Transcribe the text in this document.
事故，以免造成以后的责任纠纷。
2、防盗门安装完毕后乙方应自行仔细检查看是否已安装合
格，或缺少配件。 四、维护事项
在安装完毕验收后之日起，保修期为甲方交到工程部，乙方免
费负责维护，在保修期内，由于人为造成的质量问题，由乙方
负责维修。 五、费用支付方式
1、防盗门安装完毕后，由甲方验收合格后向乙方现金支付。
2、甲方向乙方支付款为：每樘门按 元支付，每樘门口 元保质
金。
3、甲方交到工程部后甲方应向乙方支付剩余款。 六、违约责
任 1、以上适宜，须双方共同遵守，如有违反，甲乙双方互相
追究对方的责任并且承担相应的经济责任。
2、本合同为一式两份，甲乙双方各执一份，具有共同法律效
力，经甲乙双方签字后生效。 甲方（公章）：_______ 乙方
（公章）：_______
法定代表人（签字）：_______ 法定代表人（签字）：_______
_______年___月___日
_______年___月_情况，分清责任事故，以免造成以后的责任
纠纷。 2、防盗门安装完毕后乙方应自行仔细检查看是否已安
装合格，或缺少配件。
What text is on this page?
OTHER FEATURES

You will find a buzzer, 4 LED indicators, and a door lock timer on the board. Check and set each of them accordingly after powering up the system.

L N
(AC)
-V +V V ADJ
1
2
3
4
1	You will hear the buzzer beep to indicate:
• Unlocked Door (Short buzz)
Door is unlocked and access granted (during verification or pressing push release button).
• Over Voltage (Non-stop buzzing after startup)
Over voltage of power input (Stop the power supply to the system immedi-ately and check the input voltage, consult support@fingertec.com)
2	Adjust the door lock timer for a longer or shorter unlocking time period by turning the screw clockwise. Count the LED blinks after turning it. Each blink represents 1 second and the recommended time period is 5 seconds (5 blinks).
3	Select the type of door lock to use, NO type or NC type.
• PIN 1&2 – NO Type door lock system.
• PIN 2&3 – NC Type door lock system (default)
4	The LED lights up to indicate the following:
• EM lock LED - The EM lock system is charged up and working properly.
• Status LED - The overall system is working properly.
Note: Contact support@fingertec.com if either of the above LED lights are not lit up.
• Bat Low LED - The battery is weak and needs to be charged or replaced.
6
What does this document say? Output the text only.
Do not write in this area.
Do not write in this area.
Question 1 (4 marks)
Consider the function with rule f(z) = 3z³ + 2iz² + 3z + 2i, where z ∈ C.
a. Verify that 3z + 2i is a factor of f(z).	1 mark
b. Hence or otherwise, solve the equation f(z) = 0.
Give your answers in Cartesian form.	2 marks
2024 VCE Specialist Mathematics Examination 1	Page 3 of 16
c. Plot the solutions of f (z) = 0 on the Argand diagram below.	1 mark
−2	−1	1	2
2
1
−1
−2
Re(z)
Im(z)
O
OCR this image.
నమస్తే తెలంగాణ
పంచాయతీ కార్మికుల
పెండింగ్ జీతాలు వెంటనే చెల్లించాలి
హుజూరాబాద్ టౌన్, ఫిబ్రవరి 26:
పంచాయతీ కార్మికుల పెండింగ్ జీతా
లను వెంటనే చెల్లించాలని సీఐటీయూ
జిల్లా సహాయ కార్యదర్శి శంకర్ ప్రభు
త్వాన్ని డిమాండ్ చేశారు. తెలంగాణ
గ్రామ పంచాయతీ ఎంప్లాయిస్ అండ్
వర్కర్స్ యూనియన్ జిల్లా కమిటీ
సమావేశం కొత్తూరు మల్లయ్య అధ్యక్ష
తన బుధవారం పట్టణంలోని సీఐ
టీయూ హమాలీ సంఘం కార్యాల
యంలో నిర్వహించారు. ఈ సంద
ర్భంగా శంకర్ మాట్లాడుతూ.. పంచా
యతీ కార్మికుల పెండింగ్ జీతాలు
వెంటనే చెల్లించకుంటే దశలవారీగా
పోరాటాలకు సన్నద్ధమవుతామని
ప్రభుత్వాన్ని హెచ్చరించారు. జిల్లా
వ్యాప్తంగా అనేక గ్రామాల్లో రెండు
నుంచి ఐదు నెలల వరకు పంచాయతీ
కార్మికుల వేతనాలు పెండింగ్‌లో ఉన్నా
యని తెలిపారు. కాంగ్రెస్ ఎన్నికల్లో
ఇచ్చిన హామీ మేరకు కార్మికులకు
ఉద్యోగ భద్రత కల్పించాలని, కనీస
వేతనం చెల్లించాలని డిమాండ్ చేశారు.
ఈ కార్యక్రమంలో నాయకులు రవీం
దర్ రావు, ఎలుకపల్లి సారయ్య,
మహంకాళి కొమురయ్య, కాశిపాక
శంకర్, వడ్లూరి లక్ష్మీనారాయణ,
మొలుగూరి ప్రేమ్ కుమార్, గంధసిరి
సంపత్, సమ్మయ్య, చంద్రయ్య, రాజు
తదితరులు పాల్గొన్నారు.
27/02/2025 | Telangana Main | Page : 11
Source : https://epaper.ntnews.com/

^^^^

■ Description of the task
Transcribe only the trailing portion of the entries above: the line that contains "OCR this image." and each line after it.

■ Exercise result
OCR this image.
నమస్తే తెలంగాణ
పంచాయతీ కార్మికుల
పెండింగ్ జీతాలు వెంటనే చెల్లించాలి
హుజూరాబాద్ టౌన్, ఫిబ్రవరి 26:
పంచాయతీ కార్మికుల పెండింగ్ జీతా
లను వెంటనే చెల్లించాలని సీఐటీయూ
జిల్లా సహాయ కార్యదర్శి శంకర్ ప్రభు
త్వాన్ని డిమాండ్ చేశారు. తెలంగాణ
గ్రామ పంచాయతీ ఎంప్లాయిస్ అండ్
వర్కర్స్ యూనియన్ జిల్లా కమిటీ
సమావేశం కొత్తూరు మల్లయ్య అధ్యక్ష
తన బుధవారం పట్టణంలోని సీఐ
టీయూ హమాలీ సంఘం కార్యాల
యంలో నిర్వహించారు. ఈ సంద
ర్భంగా శంకర్ మాట్లాడుతూ.. పంచా
యతీ కార్మికుల పెండింగ్ జీతాలు
వెంటనే చెల్లించకుంటే దశలవారీగా
పోరాటాలకు సన్నద్ధమవుతామని
ప్రభుత్వాన్ని హెచ్చరించారు. జిల్లా
వ్యాప్తంగా అనేక గ్రామాల్లో రెండు
నుంచి ఐదు నెలల వరకు పంచాయతీ
కార్మికుల వేతనాలు పెండింగ్‌లో ఉన్నా
యని తెలిపారు. కాంగ్రెస్ ఎన్నికల్లో
ఇచ్చిన హామీ మేరకు కార్మికులకు
ఉద్యోగ భద్రత కల్పించాలని, కనీస
వేతనం చెల్లించాలని డిమాండ్ చేశారు.
ఈ కార్యక్రమంలో నాయకులు రవీం
దర్ రావు, ఎలుకపల్లి సారయ్య,
మహంకాళి కొమురయ్య, కాశిపాక
శంకర్, వడ్లూరి లక్ష్మీనారాయణ,
మొలుగూరి ప్రేమ్ కుమార్, గంధసిరి
సంపత్, సమ్మయ్య, చంద్రయ్య, రాజు
తదితరులు పాల్గొన్నారు.
27/02/2025 | Telangana Main | Page : 11
Source : https://epaper.ntnews.com/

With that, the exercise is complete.